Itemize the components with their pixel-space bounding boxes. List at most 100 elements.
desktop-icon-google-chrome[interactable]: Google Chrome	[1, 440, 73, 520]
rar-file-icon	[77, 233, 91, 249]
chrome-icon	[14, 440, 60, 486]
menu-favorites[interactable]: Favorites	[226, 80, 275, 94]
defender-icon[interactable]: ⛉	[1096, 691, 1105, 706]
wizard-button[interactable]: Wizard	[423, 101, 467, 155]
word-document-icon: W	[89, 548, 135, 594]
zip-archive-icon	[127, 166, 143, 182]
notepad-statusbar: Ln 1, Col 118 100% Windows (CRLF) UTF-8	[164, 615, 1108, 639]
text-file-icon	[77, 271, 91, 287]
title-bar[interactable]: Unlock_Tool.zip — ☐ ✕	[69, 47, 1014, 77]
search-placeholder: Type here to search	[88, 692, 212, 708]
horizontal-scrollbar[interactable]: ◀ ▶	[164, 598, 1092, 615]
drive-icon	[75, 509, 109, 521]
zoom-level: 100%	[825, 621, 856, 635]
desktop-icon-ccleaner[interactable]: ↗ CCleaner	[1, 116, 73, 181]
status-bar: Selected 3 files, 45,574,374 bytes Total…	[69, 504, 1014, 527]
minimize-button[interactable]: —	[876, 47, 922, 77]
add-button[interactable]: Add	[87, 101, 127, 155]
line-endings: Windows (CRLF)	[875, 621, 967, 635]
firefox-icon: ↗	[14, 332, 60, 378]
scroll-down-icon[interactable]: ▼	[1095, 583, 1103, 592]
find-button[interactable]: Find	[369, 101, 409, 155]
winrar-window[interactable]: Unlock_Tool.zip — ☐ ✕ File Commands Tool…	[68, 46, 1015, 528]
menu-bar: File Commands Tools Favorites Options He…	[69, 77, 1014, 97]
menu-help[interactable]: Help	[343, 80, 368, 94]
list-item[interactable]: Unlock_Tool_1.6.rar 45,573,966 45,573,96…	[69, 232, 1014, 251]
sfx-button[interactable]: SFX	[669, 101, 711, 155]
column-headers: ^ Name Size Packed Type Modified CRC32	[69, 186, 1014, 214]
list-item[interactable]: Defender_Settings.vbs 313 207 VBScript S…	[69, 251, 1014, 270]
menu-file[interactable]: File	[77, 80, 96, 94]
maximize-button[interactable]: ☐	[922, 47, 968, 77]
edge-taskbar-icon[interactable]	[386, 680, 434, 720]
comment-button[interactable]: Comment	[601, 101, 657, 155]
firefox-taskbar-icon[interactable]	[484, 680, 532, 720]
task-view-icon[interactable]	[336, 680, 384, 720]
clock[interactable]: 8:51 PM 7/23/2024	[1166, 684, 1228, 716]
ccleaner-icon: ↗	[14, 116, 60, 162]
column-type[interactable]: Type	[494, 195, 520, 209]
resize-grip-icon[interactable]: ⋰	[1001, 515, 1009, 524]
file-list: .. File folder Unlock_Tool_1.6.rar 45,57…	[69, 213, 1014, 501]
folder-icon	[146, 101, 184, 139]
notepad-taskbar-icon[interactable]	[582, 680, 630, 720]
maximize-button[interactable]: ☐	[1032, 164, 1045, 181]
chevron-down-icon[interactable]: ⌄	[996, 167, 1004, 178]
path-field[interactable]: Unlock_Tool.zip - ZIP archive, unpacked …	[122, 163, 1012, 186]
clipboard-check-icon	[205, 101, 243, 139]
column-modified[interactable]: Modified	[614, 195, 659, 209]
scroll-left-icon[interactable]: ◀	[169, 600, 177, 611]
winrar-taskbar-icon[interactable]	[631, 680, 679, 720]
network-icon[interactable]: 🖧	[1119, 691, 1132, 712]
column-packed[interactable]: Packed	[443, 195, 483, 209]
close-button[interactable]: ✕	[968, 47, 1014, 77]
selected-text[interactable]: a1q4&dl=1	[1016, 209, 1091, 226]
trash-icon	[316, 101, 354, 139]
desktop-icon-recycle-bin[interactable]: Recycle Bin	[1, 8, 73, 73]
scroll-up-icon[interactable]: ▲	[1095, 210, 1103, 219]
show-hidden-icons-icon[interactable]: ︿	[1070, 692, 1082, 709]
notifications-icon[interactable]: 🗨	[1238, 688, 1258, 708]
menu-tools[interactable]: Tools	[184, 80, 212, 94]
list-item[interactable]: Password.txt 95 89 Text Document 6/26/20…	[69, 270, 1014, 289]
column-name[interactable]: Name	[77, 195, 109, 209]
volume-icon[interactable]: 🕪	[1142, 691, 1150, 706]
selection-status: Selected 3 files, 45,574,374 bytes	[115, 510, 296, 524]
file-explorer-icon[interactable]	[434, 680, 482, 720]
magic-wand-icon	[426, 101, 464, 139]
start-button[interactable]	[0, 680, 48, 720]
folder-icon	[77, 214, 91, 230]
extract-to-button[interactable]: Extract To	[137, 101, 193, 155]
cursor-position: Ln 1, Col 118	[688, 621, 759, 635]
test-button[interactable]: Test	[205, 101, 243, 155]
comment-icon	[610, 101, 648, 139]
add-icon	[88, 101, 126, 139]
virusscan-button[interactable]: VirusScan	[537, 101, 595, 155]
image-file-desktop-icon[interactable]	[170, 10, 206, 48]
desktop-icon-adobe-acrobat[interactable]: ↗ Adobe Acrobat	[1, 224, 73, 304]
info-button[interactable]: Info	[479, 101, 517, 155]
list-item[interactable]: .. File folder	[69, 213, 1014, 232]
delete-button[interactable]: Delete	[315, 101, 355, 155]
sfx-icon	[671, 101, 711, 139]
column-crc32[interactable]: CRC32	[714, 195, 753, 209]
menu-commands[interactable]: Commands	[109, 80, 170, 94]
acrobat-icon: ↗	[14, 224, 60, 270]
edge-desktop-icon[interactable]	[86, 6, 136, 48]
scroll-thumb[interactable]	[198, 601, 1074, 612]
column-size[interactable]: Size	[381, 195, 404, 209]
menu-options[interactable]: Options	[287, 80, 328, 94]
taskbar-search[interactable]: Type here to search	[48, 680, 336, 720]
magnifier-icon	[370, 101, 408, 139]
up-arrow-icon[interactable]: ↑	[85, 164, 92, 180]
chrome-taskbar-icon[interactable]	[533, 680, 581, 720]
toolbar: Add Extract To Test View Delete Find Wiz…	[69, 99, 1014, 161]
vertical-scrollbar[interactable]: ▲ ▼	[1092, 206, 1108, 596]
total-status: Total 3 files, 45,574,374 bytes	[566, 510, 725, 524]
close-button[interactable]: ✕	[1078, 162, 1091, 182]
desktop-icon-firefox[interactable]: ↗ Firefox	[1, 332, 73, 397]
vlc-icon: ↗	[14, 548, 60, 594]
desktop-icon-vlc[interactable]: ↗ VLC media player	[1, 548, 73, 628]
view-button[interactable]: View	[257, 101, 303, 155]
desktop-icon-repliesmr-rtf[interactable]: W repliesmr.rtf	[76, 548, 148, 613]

▶ What this task involves: Could you give the records above again, exactly and in full?

▶ Reply:
Itemize the components with their pixel-space bounding boxes. List at most 100 elements.
desktop-icon-google-chrome[interactable]: Google Chrome	[1, 440, 73, 520]
rar-file-icon	[77, 233, 91, 249]
chrome-icon	[14, 440, 60, 486]
menu-favorites[interactable]: Favorites	[226, 80, 275, 94]
defender-icon[interactable]: ⛉	[1096, 691, 1105, 706]
wizard-button[interactable]: Wizard	[423, 101, 467, 155]
word-document-icon: W	[89, 548, 135, 594]
zip-archive-icon	[127, 166, 143, 182]
notepad-statusbar: Ln 1, Col 118 100% Windows (CRLF) UTF-8	[164, 615, 1108, 639]
text-file-icon	[77, 271, 91, 287]
title-bar[interactable]: Unlock_Tool.zip — ☐ ✕	[69, 47, 1014, 77]
search-placeholder: Type here to search	[88, 692, 212, 708]
horizontal-scrollbar[interactable]: ◀ ▶	[164, 598, 1092, 615]
drive-icon	[75, 509, 109, 521]
zoom-level: 100%	[825, 621, 856, 635]
desktop-icon-ccleaner[interactable]: ↗ CCleaner	[1, 116, 73, 181]
status-bar: Selected 3 files, 45,574,374 bytes Total…	[69, 504, 1014, 527]
minimize-button[interactable]: —	[876, 47, 922, 77]
add-button[interactable]: Add	[87, 101, 127, 155]
line-endings: Windows (CRLF)	[875, 621, 967, 635]
firefox-icon: ↗	[14, 332, 60, 378]
scroll-down-icon[interactable]: ▼	[1095, 583, 1103, 592]
find-button[interactable]: Find	[369, 101, 409, 155]
winrar-window[interactable]: Unlock_Tool.zip — ☐ ✕ File Commands Tool…	[68, 46, 1015, 528]
menu-bar: File Commands Tools Favorites Options He…	[69, 77, 1014, 97]
menu-help[interactable]: Help	[343, 80, 368, 94]
list-item[interactable]: Unlock_Tool_1.6.rar 45,573,966 45,573,96…	[69, 232, 1014, 251]
sfx-button[interactable]: SFX	[669, 101, 711, 155]
column-headers: ^ Name Size Packed Type Modified CRC32	[69, 186, 1014, 214]
list-item[interactable]: Defender_Settings.vbs 313 207 VBScript S…	[69, 251, 1014, 270]
menu-file[interactable]: File	[77, 80, 96, 94]
maximize-button[interactable]: ☐	[922, 47, 968, 77]
edge-taskbar-icon[interactable]	[386, 680, 434, 720]
comment-button[interactable]: Comment	[601, 101, 657, 155]
firefox-taskbar-icon[interactable]	[484, 680, 532, 720]
task-view-icon[interactable]	[336, 680, 384, 720]
clock[interactable]: 8:51 PM 7/23/2024	[1166, 684, 1228, 716]
ccleaner-icon: ↗	[14, 116, 60, 162]
column-type[interactable]: Type	[494, 195, 520, 209]
resize-grip-icon[interactable]: ⋰	[1001, 515, 1009, 524]
file-list: .. File folder Unlock_Tool_1.6.rar 45,57…	[69, 213, 1014, 501]
folder-icon	[146, 101, 184, 139]
notepad-taskbar-icon[interactable]	[582, 680, 630, 720]
maximize-button[interactable]: ☐	[1032, 164, 1045, 181]
chevron-down-icon[interactable]: ⌄	[996, 167, 1004, 178]
path-field[interactable]: Unlock_Tool.zip - ZIP archive, unpacked …	[122, 163, 1012, 186]
clipboard-check-icon	[205, 101, 243, 139]
column-modified[interactable]: Modified	[614, 195, 659, 209]
scroll-left-icon[interactable]: ◀	[169, 600, 177, 611]
winrar-taskbar-icon[interactable]	[631, 680, 679, 720]
network-icon[interactable]: 🖧	[1119, 691, 1132, 712]
column-packed[interactable]: Packed	[443, 195, 483, 209]
close-button[interactable]: ✕	[968, 47, 1014, 77]
selected-text[interactable]: a1q4&dl=1	[1016, 209, 1091, 226]
trash-icon	[316, 101, 354, 139]
desktop-icon-recycle-bin[interactable]: Recycle Bin	[1, 8, 73, 73]
scroll-up-icon[interactable]: ▲	[1095, 210, 1103, 219]
show-hidden-icons-icon[interactable]: ︿	[1070, 692, 1082, 709]
notifications-icon[interactable]: 🗨	[1238, 688, 1258, 708]
menu-tools[interactable]: Tools	[184, 80, 212, 94]
list-item[interactable]: Password.txt 95 89 Text Document 6/26/20…	[69, 270, 1014, 289]
column-name[interactable]: Name	[77, 195, 109, 209]
volume-icon[interactable]: 🕪	[1142, 691, 1150, 706]
selection-status: Selected 3 files, 45,574,374 bytes	[115, 510, 296, 524]
file-explorer-icon[interactable]	[434, 680, 482, 720]
magic-wand-icon	[426, 101, 464, 139]
start-button[interactable]	[0, 680, 48, 720]
folder-icon	[77, 214, 91, 230]
extract-to-button[interactable]: Extract To	[137, 101, 193, 155]
cursor-position: Ln 1, Col 118	[688, 621, 759, 635]
test-button[interactable]: Test	[205, 101, 243, 155]
comment-icon	[610, 101, 648, 139]
add-icon	[88, 101, 126, 139]
virusscan-button[interactable]: VirusScan	[537, 101, 595, 155]
image-file-desktop-icon[interactable]	[170, 10, 206, 48]
desktop-icon-adobe-acrobat[interactable]: ↗ Adobe Acrobat	[1, 224, 73, 304]
info-button[interactable]: Info	[479, 101, 517, 155]
list-item[interactable]: .. File folder	[69, 213, 1014, 232]
delete-button[interactable]: Delete	[315, 101, 355, 155]
sfx-icon	[671, 101, 711, 139]
column-crc32[interactable]: CRC32	[714, 195, 753, 209]
menu-commands[interactable]: Commands	[109, 80, 170, 94]
acrobat-icon: ↗	[14, 224, 60, 270]
edge-desktop-icon[interactable]	[86, 6, 136, 48]
scroll-thumb[interactable]	[198, 601, 1074, 612]
column-size[interactable]: Size	[381, 195, 404, 209]
menu-options[interactable]: Options	[287, 80, 328, 94]
taskbar-search[interactable]: Type here to search	[48, 680, 336, 720]
magnifier-icon	[370, 101, 408, 139]
up-arrow-icon[interactable]: ↑	[85, 164, 92, 180]
chrome-taskbar-icon[interactable]	[533, 680, 581, 720]
toolbar: Add Extract To Test View Delete Find Wiz…	[69, 99, 1014, 161]
vertical-scrollbar[interactable]: ▲ ▼	[1092, 206, 1108, 596]
total-status: Total 3 files, 45,574,374 bytes	[566, 510, 725, 524]
close-button[interactable]: ✕	[1078, 162, 1091, 182]
desktop-icon-firefox[interactable]: ↗ Firefox	[1, 332, 73, 397]
vlc-icon: ↗	[14, 548, 60, 594]
desktop-icon-vlc[interactable]: ↗ VLC media player	[1, 548, 73, 628]
view-button[interactable]: View	[257, 101, 303, 155]
desktop-icon-repliesmr-rtf[interactable]: W repliesmr.rtf	[76, 548, 148, 613]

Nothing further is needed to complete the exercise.